>> begin Task data

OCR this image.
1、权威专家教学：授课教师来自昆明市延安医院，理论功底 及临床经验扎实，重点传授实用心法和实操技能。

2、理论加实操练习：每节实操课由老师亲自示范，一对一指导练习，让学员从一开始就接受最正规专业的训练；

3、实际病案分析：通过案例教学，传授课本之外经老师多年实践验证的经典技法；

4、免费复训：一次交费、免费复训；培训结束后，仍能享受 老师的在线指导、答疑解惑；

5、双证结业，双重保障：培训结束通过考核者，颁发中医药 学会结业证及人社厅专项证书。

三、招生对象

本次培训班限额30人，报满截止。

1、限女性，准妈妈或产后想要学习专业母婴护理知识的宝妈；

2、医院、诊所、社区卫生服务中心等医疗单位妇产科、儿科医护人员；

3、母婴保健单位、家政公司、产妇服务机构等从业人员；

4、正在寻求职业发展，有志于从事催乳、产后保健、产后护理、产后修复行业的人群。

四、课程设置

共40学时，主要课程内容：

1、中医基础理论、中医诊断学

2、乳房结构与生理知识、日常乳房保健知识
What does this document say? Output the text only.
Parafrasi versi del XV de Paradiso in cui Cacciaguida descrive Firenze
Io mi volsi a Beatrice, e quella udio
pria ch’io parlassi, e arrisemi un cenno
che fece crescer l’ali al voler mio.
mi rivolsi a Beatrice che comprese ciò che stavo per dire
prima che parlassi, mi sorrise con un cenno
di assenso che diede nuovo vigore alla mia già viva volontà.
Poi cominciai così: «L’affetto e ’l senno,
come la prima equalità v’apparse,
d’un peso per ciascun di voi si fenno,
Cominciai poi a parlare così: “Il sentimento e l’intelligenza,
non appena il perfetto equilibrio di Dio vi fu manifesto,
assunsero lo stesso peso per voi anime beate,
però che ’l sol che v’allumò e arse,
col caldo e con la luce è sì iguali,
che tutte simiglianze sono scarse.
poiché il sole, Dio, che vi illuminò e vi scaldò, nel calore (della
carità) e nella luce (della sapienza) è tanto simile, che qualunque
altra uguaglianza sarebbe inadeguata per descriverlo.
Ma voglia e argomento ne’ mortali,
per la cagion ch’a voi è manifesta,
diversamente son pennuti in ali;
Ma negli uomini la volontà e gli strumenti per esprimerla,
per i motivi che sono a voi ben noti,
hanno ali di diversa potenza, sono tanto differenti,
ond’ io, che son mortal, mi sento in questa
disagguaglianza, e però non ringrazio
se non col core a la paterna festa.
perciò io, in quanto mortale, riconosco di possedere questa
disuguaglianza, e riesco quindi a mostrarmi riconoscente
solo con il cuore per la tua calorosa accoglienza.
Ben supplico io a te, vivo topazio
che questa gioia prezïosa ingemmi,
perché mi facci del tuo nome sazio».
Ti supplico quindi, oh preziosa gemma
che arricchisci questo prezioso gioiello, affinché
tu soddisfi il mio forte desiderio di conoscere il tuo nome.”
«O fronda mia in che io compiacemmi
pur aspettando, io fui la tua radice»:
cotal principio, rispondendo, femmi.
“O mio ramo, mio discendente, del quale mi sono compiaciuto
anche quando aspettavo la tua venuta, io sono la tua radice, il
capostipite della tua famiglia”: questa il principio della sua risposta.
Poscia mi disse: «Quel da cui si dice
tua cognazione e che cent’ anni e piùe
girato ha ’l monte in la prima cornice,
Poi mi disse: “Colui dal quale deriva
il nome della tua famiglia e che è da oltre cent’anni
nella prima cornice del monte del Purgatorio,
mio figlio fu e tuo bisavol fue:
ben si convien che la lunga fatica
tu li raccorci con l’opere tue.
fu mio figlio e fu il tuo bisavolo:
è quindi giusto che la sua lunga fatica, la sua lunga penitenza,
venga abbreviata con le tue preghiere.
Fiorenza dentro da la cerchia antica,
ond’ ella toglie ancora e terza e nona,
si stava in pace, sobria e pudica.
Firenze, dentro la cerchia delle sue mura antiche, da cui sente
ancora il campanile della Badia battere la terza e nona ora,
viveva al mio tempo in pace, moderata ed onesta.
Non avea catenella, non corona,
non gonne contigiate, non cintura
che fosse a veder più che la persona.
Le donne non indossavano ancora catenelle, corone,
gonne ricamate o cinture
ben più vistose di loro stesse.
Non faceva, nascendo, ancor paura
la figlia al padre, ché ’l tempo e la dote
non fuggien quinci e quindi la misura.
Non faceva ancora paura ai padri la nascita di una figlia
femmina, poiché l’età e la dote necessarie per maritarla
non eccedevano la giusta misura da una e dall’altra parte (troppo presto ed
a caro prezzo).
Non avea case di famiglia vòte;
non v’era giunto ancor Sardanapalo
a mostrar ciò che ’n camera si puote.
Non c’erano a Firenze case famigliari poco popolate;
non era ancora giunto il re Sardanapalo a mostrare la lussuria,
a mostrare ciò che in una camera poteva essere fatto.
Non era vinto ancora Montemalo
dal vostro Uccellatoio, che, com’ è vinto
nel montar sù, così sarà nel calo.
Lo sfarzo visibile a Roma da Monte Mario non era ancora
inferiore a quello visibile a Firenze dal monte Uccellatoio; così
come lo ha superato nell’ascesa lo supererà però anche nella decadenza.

>> end Task data

Find every line with "disse" in the listing and state how many there are, nothing else.

2